>> START Dataset extract

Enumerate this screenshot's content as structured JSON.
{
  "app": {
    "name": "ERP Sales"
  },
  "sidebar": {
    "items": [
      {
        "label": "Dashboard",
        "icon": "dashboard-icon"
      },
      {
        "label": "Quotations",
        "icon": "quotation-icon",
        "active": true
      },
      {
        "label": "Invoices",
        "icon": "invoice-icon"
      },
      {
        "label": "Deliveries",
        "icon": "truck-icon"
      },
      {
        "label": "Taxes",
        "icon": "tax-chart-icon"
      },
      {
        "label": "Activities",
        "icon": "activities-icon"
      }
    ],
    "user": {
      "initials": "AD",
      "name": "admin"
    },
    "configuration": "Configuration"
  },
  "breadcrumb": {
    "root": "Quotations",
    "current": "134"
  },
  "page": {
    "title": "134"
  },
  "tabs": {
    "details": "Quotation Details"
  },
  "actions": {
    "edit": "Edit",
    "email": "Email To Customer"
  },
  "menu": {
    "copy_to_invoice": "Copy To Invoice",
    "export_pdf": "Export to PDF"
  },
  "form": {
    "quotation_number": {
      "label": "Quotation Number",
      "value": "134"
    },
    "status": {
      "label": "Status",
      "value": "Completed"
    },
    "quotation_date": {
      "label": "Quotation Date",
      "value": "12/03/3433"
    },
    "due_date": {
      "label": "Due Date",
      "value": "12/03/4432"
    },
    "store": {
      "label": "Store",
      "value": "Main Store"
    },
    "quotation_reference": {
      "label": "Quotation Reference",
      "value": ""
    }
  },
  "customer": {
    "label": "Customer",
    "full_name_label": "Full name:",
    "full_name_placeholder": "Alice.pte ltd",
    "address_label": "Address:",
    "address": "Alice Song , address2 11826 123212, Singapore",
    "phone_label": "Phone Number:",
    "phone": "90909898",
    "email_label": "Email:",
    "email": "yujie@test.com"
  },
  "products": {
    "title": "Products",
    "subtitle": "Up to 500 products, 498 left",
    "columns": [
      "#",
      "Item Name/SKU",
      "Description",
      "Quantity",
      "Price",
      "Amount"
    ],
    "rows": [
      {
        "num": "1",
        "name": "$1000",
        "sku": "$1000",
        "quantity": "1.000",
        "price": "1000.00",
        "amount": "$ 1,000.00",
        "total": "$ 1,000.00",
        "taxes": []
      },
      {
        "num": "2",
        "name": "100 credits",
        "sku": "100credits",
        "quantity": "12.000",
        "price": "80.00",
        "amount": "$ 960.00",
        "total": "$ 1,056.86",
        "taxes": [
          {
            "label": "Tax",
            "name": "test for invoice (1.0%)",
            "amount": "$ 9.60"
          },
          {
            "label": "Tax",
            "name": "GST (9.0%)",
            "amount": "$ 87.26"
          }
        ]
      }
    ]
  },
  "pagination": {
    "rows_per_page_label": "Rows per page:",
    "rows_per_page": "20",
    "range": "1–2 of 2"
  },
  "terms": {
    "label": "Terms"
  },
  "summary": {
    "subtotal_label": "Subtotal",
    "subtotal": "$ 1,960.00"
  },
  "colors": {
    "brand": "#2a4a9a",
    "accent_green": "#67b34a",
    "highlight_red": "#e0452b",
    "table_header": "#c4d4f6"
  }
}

>> END Dataset extract

Aim of the task:
Extract the data exactly as given.

Response:
Enumerate this screenshot's content as structured JSON.
{
  "app": {
    "name": "ERP Sales"
  },
  "sidebar": {
    "items": [
      {
        "label": "Dashboard",
        "icon": "dashboard-icon"
      },
      {
        "label": "Quotations",
        "icon": "quotation-icon",
        "active": true
      },
      {
        "label": "Invoices",
        "icon": "invoice-icon"
      },
      {
        "label": "Deliveries",
        "icon": "truck-icon"
      },
      {
        "label": "Taxes",
        "icon": "tax-chart-icon"
      },
      {
        "label": "Activities",
        "icon": "activities-icon"
      }
    ],
    "user": {
      "initials": "AD",
      "name": "admin"
    },
    "configuration": "Configuration"
  },
  "breadcrumb": {
    "root": "Quotations",
    "current": "134"
  },
  "page": {
    "title": "134"
  },
  "tabs": {
    "details": "Quotation Details"
  },
  "actions": {
    "edit": "Edit",
    "email": "Email To Customer"
  },
  "menu": {
    "copy_to_invoice": "Copy To Invoice",
    "export_pdf": "Export to PDF"
  },
  "form": {
    "quotation_number": {
      "label": "Quotation Number",
      "value": "134"
    },
    "status": {
      "label": "Status",
      "value": "Completed"
    },
    "quotation_date": {
      "label": "Quotation Date",
      "value": "12/03/3433"
    },
    "due_date": {
      "label": "Due Date",
      "value": "12/03/4432"
    },
    "store": {
      "label": "Store",
      "value": "Main Store"
    },
    "quotation_reference": {
      "label": "Quotation Reference",
      "value": ""
    }
  },
  "customer": {
    "label": "Customer",
    "full_name_label": "Full name:",
    "full_name_placeholder": "Alice.pte ltd",
    "address_label": "Address:",
    "address": "Alice Song , address2 11826 123212, Singapore",
    "phone_label": "Phone Number:",
    "phone": "90909898",
    "email_label": "Email:",
    "email": "yujie@test.com"
  },
  "products": {
    "title": "Products",
    "subtitle": "Up to 500 products, 498 left",
    "columns": [
      "#",
      "Item Name/SKU",
      "Description",
      "Quantity",
      "Price",
      "Amount"
    ],
    "rows": [
      {
        "num": "1",
        "name": "$1000",
        "sku": "$1000",
        "quantity": "1.000",
        "price": "1000.00",
        "amount": "$ 1,000.00",
        "total": "$ 1,000.00",
        "taxes": []
      },
      {
        "num": "2",
        "name": "100 credits",
        "sku": "100credits",
        "quantity": "12.000",
        "price": "80.00",
        "amount": "$ 960.00",
        "total": "$ 1,056.86",
        "taxes": [
          {
            "label": "Tax",
            "name": "test for invoice (1.0%)",
            "amount": "$ 9.60"
          },
          {
            "label": "Tax",
            "name": "GST (9.0%)",
            "amount": "$ 87.26"
          }
        ]
      }
    ]
  },
  "pagination": {
    "rows_per_page_label": "Rows per page:",
    "rows_per_page": "20",
    "range": "1–2 of 2"
  },
  "terms": {
    "label": "Terms"
  },
  "summary": {
    "subtotal_label": "Subtotal",
    "subtotal": "$ 1,960.00"
  },
  "colors": {
    "brand": "#2a4a9a",
    "accent_green": "#67b34a",
    "highlight_red": "#e0452b",
    "table_header": "#c4d4f6"
  }
}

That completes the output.